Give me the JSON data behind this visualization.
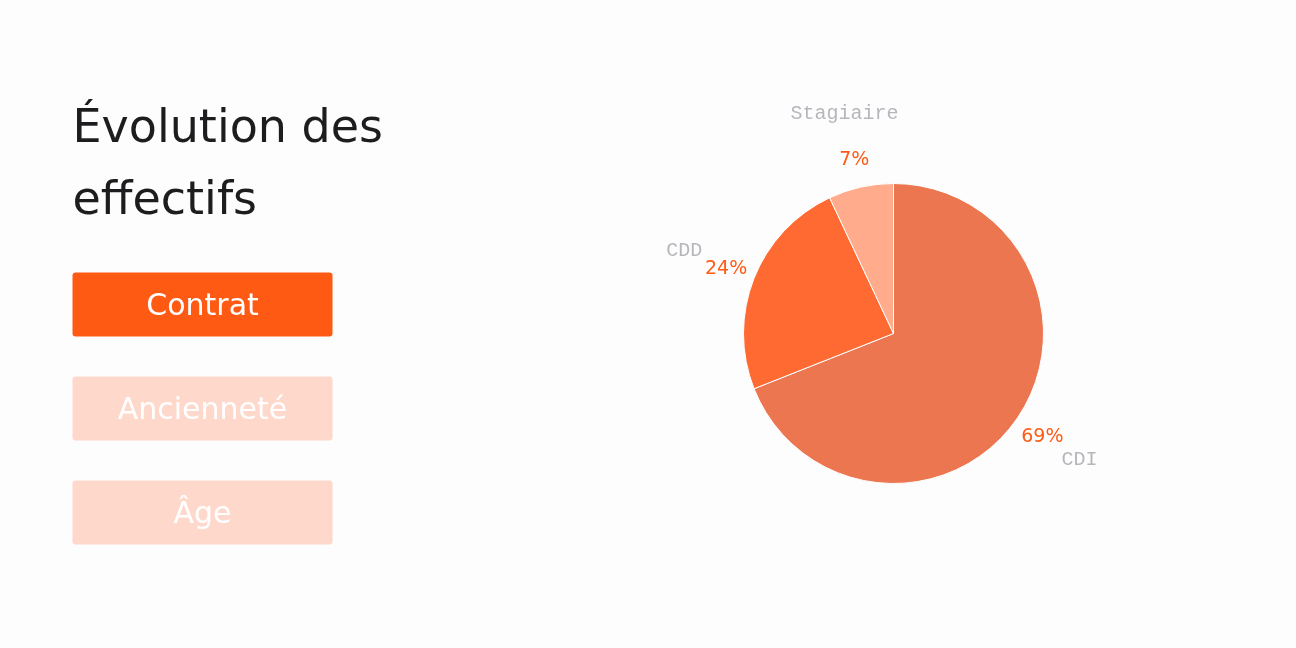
{
  "chart_data": {
    "type": "pie",
    "title": "Évolution des effectifs",
    "categories": [
      "CDI",
      "CDD",
      "Stagiaire"
    ],
    "values": [
      69,
      24,
      7
    ],
    "value_labels": [
      "69%",
      "24%",
      "7%"
    ],
    "colors": [
      "#ec7650",
      "#ff6a33",
      "#ffab8c"
    ],
    "annotations": [
      "Contrat",
      "Ancienneté",
      "Âge"
    ]
  }
}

===

- **TASK REQUIREMENTS**: Quote in full the listing given above; the images are to be left out.

- **EXERCISE RESULT**:
Give me the JSON data behind this visualization.
{
  "chart_data": {
    "type": "pie",
    "title": "Évolution des effectifs",
    "categories": [
      "CDI",
      "CDD",
      "Stagiaire"
    ],
    "values": [
      69,
      24,
      7
    ],
    "value_labels": [
      "69%",
      "24%",
      "7%"
    ],
    "colors": [
      "#ec7650",
      "#ff6a33",
      "#ffab8c"
    ],
    "annotations": [
      "Contrat",
      "Ancienneté",
      "Âge"
    ]
  }
}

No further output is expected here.